◆ **Task description**
Count the lines in the material that contain the string "Inicio", with case counting, and reply with the number alone.

◆ **Supplied records**
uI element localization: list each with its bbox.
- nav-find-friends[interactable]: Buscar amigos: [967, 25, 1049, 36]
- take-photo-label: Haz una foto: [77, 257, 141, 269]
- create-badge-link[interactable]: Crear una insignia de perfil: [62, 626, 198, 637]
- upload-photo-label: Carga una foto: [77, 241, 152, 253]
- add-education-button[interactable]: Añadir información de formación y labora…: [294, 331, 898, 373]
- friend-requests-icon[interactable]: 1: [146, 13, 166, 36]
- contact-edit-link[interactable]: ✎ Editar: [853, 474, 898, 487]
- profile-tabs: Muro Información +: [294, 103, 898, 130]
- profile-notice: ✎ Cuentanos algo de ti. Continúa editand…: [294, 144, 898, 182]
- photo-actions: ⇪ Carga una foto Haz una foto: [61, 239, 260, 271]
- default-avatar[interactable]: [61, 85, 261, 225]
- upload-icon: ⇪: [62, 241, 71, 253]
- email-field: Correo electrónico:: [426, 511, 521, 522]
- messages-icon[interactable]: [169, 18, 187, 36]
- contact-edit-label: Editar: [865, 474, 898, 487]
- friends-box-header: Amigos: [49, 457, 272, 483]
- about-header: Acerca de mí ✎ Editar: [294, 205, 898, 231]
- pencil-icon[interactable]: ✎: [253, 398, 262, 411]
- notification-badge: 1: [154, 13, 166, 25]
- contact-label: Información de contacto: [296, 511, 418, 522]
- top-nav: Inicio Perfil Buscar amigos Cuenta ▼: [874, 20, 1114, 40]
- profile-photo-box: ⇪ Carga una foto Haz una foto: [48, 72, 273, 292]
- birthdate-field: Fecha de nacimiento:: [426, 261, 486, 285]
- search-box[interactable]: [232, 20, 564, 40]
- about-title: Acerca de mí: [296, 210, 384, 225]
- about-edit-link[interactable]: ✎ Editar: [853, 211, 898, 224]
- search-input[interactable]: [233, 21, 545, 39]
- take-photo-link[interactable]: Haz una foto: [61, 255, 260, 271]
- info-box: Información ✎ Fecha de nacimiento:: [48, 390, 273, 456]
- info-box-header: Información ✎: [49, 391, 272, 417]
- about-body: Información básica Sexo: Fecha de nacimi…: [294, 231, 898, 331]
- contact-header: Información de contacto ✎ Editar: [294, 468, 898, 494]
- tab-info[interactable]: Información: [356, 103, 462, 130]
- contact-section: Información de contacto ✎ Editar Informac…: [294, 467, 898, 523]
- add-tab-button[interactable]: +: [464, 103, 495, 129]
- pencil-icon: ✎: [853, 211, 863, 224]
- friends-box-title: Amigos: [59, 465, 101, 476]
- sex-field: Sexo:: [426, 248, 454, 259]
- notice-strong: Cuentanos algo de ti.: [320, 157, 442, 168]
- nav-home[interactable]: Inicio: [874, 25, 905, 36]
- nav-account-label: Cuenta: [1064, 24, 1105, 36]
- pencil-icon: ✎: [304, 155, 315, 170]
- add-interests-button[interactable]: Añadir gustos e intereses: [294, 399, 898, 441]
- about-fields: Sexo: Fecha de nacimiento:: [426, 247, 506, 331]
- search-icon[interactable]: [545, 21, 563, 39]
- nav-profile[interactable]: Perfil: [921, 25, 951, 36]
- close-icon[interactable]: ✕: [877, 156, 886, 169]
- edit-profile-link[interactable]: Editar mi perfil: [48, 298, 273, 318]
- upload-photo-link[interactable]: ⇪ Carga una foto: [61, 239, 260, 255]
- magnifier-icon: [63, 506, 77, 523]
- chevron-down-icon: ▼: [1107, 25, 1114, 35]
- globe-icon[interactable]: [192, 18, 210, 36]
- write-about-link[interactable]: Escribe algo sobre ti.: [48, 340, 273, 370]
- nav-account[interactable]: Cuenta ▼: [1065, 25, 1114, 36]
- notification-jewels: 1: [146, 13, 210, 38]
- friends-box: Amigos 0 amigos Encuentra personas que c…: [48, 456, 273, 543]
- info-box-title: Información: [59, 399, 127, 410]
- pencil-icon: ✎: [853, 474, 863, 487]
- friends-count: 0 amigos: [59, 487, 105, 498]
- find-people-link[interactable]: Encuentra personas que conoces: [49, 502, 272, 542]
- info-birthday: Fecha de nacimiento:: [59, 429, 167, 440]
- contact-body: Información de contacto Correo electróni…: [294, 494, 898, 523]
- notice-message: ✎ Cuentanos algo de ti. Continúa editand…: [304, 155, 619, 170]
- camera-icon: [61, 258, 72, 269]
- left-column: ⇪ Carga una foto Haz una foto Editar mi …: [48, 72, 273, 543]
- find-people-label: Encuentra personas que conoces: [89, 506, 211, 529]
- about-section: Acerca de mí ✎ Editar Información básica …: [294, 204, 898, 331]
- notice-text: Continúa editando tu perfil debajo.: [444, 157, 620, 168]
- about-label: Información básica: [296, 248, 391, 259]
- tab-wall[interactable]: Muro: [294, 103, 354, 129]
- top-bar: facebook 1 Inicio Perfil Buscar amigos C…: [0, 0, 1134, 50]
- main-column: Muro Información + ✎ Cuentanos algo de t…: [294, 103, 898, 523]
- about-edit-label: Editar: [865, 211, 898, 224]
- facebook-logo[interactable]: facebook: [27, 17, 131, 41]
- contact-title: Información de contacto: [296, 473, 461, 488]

◆ **Task response**
3